══ Information supplied

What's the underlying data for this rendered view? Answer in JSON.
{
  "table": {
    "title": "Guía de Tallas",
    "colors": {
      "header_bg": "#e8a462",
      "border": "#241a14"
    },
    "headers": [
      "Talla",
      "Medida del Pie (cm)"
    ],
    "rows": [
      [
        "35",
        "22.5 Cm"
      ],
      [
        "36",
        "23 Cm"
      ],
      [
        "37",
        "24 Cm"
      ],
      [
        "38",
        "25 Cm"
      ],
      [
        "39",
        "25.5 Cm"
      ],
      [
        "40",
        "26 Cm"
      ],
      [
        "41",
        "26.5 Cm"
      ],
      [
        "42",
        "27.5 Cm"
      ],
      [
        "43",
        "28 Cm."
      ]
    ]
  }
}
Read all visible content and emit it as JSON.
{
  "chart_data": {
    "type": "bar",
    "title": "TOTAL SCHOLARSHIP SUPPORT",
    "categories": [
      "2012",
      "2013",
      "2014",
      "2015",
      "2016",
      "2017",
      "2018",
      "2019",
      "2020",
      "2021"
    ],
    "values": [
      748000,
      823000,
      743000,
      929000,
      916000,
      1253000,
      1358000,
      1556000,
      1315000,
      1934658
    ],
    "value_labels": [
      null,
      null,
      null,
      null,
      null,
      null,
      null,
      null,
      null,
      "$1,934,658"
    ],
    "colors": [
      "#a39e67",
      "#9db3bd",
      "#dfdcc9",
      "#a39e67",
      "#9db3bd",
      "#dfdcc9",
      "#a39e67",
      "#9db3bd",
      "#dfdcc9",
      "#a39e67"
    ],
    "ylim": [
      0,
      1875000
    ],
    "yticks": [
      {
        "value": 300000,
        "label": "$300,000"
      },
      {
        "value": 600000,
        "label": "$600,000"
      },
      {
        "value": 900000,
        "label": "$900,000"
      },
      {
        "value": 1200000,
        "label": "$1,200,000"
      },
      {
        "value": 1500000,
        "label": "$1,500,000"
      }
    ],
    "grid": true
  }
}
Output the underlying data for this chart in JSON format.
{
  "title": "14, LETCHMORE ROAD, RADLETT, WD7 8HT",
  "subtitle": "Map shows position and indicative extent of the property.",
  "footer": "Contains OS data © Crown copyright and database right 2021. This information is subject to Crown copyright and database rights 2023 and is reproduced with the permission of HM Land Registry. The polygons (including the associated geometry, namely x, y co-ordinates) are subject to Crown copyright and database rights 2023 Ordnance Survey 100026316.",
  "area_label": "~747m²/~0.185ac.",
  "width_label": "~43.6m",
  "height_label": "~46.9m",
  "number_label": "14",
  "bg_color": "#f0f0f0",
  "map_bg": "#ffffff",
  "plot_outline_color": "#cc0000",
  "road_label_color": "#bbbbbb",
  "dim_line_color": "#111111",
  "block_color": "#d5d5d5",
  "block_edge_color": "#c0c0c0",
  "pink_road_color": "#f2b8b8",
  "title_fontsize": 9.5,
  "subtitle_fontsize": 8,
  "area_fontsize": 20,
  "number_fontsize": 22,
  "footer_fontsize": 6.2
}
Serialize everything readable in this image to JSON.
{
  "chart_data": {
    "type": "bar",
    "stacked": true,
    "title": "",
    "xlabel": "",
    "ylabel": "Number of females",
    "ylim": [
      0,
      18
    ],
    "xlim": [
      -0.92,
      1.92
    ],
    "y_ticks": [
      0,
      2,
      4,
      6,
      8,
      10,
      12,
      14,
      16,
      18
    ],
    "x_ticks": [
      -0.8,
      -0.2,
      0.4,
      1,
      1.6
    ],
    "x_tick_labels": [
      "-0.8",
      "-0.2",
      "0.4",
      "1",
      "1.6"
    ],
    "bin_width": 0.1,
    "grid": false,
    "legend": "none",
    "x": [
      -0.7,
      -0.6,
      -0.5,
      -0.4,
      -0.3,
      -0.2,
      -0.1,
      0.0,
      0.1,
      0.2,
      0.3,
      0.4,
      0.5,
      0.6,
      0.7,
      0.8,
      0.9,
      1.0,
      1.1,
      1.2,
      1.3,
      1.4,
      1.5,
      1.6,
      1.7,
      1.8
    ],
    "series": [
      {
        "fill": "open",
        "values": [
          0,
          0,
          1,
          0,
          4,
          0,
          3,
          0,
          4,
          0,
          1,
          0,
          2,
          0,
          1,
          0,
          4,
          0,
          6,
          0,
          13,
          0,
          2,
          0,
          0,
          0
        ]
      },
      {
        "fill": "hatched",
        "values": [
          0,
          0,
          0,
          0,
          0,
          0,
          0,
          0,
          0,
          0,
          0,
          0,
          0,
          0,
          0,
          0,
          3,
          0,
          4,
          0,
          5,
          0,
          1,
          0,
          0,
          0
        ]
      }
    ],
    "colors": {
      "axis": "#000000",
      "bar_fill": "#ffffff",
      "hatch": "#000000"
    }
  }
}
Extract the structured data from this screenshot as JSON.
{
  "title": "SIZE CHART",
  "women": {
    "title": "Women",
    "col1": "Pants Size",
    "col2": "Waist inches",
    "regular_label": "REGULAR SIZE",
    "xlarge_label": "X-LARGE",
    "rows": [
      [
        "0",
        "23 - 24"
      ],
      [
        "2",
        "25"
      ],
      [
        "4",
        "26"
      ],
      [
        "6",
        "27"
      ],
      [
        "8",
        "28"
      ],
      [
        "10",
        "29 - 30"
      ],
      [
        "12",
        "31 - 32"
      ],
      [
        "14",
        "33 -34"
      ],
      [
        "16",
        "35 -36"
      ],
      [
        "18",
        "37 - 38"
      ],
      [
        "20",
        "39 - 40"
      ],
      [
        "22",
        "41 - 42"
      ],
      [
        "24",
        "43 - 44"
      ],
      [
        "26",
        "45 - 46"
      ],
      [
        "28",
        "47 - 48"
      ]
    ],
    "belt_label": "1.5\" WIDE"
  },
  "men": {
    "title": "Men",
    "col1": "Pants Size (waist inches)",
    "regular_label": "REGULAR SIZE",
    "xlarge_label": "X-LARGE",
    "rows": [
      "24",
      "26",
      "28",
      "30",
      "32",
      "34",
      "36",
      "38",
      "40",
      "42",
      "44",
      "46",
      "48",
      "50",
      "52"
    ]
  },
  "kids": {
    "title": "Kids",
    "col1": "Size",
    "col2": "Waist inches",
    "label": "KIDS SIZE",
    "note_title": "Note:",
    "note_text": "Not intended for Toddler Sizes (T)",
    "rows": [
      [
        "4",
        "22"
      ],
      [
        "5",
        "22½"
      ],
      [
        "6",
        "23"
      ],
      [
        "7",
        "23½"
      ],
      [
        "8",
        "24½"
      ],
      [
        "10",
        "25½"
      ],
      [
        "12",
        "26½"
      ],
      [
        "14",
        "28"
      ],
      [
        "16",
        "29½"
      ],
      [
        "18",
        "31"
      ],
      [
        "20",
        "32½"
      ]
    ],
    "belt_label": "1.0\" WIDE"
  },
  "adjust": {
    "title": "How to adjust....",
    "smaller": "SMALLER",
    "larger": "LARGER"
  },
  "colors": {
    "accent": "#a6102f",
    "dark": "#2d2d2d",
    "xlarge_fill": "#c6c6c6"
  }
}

════

Goal. Reply with the number of lines in the preceding entries that contain "underlying", and no other words.

Complete output. 2